**WHAT TO WORK ON**
Return all lines from the listing below in which the string "íwaya" occurs.
━━━ TASK MATERIAL ━━━
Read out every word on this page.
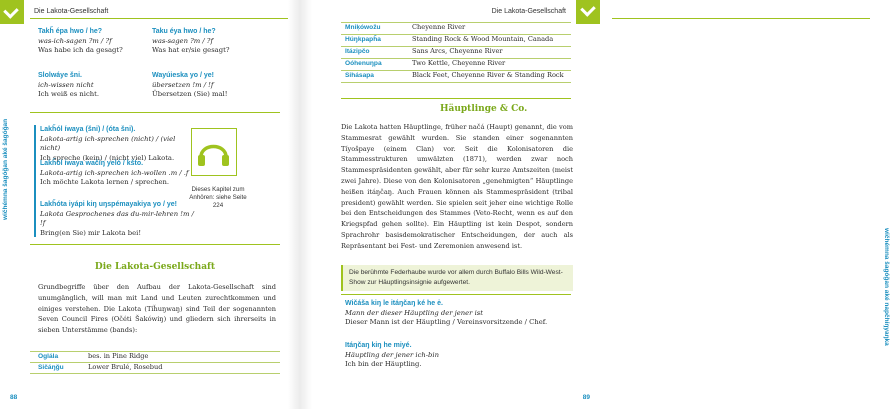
Die Lakota-Gesellschaft
Takȟ épa hwo / he?
was-ich-sagen ?m / ?f
Was habe ich da gesagt?
Taku éya hwo / he?
was-sagen ?m / ?f
Was hat er/sie gesagt?
Slolwáye šni.
ich-wissen nicht
Ich weiß es nicht.
Wayúieska yo / ye!
übersetzen !m / !f
Übersetzen (Sie) mal!
Lakȟól íwaya (šni) / (óta šni).
Lakota-artig ich-sprechen (nicht) / (viel nicht)
Ich spreche (kein) / (nicht viel) Lakota.
Lakȟól íwaya wačíŋ yeló / kšto.
Lakota-artig ich-sprechen ich-wollen .m / .f
Ich möchte Lakota lernen / sprechen.
Lakȟóta iyápi kiŋ uŋspémayakiya yo / ye!
Lakota Gesprochenes das du-mir-lehren !m / !f
Bring(en Sie) mir Lakota bei!
Dieses Kapitel zum Anhören: siehe Seite 224
Die Lakota-Gesellschaft
Grundbegriffe über den Aufbau der Lakota-Gesellschaft sind unumgänglich, will man mit Land und Leuten zurechtkommen und einiges verstehen. Die Lakota (Tíȟuŋwaŋ) sind Teil der sogenannten Seven Council Fires (Očéti Šakówiŋ) und gliedern sich ihrerseits in sieben Unterstämme (bands):
Oglála	bes. in Pine Ridge
Sičáŋǧu	Lower Brulé, Rosebud
wičhémna šagóǧan aké šagóǧan
88
Die Lakota-Gesellschaft
Mniķówožu	Cheyenne River
Húŋkpapȟa	Standing Rock & Wood Mountain, Canada
Itázipčo	Sans Arcs, Cheyenne River
Oóhenuŋpa	Two Kettle, Cheyenne River
Sihásapa	Black Feet, Cheyenne River & Standing Rock
Häuptlinge & Co.
Die Lakota hatten Häuptlinge, früher načá (Haupt) genannt, die vom Stammesrat gewählt wurden. Sie standen einer sogenannten Tíyošpaye (einem Clan) vor. Seit die Kolonisatoren die Stammesstrukturen umwälzten (1871), werden zwar noch Stammespräsidenten gewählt, aber für sehr kurze Amtszeiten (meist zwei Jahre). Diese von den Kolonisatoren „genehmigten“ Häuptlinge heißen itáŋčaŋ. Auch Frauen können als Stammespräsident (tribal president) gewählt werden. Sie spielen seit jeher eine wichtige Rolle bei den Entscheidungen des Stammes (Veto-Recht, wenn es auf den Kriegspfad gehen sollte). Ein Häuptling ist kein Despot, sondern Sprachrohr basisdemokratischer Entscheidungen, der auch als Repräsentant bei Fest- und Zeremonien anwesend ist.
Die berühmte Federhaube wurde vor allem durch Buffalo Bills Wild-West-Show zur Häuptlingsinsignie aufgewertet.
Wičáša kiŋ le itáŋčaŋ ké he ė.
Mann der dieser Häuptling der jener ist
Dieser Mann ist der Häuptling / Vereinsvorsitzende / Chef.
Itáŋčaŋ kiŋ he miyé.
Häuptling der jener ich-bin
Ich bin der Häuptling.
wičhémna šagóǧan aké napčhíŋyaŋka
89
━━━
**ANSWER TO THIS TASK**
Lakȟól íwaya (šni) / (óta šni).
Lakȟól íwaya wačíŋ yeló / kšto.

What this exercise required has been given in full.